# start of Records for processing
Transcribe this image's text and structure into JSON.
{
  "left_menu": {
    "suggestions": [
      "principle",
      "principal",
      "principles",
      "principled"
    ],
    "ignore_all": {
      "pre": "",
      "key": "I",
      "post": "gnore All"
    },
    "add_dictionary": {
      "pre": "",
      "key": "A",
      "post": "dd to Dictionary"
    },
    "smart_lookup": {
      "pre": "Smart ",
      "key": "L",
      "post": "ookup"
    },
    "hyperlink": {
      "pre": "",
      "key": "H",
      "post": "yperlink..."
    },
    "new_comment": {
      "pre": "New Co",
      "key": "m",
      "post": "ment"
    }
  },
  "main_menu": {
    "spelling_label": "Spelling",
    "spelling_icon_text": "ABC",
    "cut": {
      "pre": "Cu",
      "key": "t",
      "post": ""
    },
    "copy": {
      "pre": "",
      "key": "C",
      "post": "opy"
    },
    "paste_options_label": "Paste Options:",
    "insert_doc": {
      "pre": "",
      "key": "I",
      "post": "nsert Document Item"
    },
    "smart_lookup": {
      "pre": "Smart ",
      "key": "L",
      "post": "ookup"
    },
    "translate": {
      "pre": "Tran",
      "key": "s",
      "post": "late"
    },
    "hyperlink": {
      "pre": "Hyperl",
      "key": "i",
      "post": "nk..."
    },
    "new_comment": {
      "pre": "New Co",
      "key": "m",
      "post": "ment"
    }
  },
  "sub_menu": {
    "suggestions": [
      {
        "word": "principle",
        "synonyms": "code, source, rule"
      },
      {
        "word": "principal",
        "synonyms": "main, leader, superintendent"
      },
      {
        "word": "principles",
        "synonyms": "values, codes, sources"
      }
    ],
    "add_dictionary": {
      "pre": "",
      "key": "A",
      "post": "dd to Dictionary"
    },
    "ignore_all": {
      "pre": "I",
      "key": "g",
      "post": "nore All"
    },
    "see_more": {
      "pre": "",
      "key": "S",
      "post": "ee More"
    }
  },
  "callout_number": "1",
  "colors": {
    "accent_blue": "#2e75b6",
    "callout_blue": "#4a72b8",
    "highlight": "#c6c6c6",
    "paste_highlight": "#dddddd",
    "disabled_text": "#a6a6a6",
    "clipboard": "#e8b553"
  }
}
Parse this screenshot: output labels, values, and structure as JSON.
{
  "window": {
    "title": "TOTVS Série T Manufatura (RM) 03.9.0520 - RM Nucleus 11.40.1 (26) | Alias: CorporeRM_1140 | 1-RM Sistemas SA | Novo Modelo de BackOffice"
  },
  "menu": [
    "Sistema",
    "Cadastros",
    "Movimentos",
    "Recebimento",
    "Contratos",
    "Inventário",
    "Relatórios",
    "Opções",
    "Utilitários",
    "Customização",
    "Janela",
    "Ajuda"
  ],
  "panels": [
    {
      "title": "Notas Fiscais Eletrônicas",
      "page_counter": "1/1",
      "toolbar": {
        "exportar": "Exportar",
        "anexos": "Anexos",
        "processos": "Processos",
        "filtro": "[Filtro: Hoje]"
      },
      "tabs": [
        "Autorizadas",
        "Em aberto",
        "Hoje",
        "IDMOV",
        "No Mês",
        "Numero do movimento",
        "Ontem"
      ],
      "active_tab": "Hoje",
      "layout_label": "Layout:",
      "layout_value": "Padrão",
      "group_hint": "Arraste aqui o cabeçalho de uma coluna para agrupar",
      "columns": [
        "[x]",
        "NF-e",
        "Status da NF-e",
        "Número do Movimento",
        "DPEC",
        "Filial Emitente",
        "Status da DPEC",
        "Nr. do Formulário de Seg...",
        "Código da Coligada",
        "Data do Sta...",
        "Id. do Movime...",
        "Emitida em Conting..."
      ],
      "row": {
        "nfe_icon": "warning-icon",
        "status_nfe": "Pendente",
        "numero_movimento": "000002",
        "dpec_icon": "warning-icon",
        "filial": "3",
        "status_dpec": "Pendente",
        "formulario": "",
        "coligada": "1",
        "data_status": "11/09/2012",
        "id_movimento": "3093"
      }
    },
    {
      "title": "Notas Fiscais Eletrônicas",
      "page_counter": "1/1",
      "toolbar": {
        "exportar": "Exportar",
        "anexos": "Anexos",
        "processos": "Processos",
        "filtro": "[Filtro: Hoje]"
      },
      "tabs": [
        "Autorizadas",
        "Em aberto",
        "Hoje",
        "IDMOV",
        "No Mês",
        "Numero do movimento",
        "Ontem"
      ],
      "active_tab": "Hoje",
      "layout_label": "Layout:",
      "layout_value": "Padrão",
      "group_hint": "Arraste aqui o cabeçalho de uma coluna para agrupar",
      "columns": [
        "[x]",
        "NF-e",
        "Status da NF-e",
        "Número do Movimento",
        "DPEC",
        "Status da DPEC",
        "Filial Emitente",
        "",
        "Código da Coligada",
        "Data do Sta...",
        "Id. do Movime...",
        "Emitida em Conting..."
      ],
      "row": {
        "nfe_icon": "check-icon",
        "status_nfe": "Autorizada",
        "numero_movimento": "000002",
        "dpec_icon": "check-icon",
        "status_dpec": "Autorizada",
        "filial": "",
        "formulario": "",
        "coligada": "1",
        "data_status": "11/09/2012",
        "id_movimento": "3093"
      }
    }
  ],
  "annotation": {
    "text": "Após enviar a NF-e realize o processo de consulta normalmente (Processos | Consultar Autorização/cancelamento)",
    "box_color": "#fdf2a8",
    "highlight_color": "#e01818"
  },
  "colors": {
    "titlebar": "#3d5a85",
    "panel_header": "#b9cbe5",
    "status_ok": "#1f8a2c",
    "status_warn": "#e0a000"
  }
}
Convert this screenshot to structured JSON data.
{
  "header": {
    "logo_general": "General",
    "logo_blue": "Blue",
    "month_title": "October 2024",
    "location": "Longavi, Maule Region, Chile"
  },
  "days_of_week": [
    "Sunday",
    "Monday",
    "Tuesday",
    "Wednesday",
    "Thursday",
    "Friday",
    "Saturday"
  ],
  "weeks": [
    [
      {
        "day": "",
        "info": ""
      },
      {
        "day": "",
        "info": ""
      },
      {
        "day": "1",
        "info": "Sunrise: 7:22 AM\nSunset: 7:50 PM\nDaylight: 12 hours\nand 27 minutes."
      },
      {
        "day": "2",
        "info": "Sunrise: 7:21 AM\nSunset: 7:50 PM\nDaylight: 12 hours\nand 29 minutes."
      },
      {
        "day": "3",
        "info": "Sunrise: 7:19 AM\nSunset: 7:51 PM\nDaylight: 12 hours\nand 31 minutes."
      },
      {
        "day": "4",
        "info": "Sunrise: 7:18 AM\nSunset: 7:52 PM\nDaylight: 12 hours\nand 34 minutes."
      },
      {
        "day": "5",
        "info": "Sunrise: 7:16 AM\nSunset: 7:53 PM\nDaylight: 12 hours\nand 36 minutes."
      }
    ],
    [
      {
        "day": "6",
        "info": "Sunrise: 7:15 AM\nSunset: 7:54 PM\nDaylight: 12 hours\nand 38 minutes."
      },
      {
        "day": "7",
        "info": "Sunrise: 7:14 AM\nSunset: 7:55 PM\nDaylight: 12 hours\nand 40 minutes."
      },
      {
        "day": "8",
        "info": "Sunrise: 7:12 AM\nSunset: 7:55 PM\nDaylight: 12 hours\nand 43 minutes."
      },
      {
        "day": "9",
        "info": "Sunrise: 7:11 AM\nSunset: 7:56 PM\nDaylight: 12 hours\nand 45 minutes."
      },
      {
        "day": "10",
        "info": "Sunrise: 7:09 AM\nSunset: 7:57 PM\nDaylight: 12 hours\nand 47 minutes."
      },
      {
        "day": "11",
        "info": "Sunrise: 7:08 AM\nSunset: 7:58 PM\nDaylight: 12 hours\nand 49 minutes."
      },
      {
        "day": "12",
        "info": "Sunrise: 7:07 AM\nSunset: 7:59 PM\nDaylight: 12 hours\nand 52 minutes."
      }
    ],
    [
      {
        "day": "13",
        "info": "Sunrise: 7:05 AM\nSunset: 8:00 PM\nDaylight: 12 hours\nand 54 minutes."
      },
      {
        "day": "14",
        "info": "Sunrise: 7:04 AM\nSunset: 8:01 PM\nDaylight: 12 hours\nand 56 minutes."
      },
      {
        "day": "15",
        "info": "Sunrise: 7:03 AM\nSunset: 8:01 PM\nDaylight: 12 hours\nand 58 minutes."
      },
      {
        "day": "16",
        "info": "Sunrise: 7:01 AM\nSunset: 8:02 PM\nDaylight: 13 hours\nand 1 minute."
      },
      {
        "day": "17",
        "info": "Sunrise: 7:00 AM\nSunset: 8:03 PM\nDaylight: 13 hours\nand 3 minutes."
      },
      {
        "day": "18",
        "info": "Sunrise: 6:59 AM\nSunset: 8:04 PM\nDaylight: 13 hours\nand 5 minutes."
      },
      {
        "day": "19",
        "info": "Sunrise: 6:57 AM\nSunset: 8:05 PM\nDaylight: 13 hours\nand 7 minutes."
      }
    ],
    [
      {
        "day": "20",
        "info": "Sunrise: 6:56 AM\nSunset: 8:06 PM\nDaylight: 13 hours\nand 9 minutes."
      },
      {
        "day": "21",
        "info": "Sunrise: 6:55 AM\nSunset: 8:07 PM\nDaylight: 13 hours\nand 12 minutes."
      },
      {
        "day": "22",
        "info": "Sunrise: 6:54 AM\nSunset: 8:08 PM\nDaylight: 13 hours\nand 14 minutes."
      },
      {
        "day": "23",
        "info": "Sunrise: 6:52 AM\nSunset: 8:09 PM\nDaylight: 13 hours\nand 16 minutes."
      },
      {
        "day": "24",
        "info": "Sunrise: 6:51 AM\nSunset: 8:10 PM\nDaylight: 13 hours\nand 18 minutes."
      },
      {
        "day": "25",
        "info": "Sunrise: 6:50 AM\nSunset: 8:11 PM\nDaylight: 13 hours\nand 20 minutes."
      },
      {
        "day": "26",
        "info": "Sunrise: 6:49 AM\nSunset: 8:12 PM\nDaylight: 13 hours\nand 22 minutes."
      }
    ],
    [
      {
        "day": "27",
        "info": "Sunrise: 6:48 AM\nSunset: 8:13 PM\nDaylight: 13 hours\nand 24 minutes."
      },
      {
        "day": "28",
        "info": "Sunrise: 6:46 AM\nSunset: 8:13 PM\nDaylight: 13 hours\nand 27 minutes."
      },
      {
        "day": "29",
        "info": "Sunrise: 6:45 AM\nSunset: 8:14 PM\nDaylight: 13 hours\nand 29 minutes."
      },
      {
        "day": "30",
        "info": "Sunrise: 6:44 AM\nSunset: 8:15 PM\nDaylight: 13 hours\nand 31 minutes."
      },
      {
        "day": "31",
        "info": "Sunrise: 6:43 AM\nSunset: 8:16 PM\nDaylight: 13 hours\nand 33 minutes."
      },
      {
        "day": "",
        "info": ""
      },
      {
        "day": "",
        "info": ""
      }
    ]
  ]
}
# end of Records for processing
Directive: From the listing above, copy out each line where the word "screenshot" appears.

Result:
Parse this screenshot: output labels, values, and structure as JSON.
Convert this screenshot to structured JSON data.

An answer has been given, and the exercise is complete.